THE RECORDS:

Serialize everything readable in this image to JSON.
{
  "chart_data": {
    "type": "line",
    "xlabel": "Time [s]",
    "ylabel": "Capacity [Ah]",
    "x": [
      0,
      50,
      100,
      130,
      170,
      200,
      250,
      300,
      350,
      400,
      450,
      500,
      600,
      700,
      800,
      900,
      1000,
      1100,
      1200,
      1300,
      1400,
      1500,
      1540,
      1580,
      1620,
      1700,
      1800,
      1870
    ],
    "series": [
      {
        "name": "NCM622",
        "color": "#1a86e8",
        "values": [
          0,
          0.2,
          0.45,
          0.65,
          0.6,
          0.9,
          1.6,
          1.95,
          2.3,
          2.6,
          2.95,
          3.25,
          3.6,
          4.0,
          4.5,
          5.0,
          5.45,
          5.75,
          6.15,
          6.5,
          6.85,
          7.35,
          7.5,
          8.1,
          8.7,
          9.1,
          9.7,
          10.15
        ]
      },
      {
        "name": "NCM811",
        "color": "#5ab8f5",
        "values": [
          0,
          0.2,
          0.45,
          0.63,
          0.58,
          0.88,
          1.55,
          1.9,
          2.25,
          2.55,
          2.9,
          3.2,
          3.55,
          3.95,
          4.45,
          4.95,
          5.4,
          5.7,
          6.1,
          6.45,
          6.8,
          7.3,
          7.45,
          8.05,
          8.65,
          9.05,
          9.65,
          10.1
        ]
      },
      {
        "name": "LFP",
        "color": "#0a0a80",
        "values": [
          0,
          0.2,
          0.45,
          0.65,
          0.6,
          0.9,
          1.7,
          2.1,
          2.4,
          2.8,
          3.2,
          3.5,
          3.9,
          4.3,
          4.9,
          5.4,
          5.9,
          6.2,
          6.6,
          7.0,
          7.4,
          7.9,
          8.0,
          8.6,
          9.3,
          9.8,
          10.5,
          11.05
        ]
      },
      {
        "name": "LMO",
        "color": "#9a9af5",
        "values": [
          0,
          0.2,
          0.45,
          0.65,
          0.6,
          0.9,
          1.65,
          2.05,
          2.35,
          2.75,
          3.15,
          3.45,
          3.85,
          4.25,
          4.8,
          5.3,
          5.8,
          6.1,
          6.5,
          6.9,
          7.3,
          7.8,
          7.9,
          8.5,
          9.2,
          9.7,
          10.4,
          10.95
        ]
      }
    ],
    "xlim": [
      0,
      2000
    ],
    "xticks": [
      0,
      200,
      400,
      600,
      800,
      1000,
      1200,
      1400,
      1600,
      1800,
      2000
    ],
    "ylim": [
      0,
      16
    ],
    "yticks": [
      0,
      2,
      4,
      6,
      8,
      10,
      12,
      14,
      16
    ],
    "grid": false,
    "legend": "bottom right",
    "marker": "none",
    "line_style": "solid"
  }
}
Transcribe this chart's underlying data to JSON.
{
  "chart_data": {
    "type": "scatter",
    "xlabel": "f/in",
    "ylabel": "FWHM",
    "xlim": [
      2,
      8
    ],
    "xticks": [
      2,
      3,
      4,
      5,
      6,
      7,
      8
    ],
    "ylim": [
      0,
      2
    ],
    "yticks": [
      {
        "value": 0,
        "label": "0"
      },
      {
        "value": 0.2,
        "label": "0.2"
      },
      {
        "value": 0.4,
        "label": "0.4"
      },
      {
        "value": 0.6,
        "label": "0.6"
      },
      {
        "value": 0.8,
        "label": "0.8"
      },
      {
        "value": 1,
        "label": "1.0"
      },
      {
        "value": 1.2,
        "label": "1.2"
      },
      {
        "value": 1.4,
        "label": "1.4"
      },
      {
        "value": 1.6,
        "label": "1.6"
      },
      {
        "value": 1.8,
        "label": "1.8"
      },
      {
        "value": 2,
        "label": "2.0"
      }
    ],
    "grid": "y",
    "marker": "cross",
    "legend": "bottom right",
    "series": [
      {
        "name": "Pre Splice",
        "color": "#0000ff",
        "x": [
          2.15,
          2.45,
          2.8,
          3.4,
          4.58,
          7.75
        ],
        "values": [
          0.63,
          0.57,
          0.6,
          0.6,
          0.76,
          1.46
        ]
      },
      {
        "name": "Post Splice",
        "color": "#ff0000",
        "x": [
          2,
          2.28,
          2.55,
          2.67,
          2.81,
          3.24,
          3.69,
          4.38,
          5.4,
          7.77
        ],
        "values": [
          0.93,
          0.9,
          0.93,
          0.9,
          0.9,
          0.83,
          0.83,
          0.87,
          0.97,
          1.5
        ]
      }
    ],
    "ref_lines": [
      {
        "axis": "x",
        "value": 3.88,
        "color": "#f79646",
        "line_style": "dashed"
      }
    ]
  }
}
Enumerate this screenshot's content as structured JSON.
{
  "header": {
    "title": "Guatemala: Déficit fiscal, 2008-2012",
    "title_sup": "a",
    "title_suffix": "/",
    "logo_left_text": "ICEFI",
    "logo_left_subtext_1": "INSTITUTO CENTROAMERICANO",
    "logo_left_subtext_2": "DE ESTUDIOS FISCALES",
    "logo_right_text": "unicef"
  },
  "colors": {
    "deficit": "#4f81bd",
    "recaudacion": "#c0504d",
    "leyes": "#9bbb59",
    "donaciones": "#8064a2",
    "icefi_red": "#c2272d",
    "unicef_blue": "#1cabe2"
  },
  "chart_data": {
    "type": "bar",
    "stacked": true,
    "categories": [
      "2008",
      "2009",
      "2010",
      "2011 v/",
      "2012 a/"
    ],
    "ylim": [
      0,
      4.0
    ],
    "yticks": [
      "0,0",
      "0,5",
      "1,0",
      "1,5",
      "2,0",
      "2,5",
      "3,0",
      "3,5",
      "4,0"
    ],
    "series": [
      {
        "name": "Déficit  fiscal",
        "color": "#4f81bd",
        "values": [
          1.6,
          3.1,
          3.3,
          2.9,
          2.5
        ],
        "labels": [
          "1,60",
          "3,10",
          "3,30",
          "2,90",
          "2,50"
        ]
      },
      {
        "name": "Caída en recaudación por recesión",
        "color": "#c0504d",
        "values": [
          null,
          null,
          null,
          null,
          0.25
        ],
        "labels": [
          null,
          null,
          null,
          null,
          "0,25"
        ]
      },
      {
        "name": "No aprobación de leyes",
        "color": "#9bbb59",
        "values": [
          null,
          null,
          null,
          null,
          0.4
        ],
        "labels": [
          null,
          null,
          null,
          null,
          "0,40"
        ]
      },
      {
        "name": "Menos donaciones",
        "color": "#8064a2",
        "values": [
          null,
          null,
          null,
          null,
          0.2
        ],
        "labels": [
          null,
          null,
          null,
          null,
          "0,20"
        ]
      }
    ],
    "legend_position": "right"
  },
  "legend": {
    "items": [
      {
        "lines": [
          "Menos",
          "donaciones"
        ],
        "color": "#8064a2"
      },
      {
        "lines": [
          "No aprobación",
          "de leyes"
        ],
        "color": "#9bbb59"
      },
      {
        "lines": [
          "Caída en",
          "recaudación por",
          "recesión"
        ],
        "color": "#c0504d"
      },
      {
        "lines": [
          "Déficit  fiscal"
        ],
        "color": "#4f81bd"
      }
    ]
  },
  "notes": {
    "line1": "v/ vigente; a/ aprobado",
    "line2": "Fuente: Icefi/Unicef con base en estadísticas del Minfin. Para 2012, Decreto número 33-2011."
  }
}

WHAT IS REQUIRED: Pull out the lines above in which the word "recaudación" appears.

REPLY TO THE TASK:
        "name": "Caída en recaudación por recesión",
          "recaudación por",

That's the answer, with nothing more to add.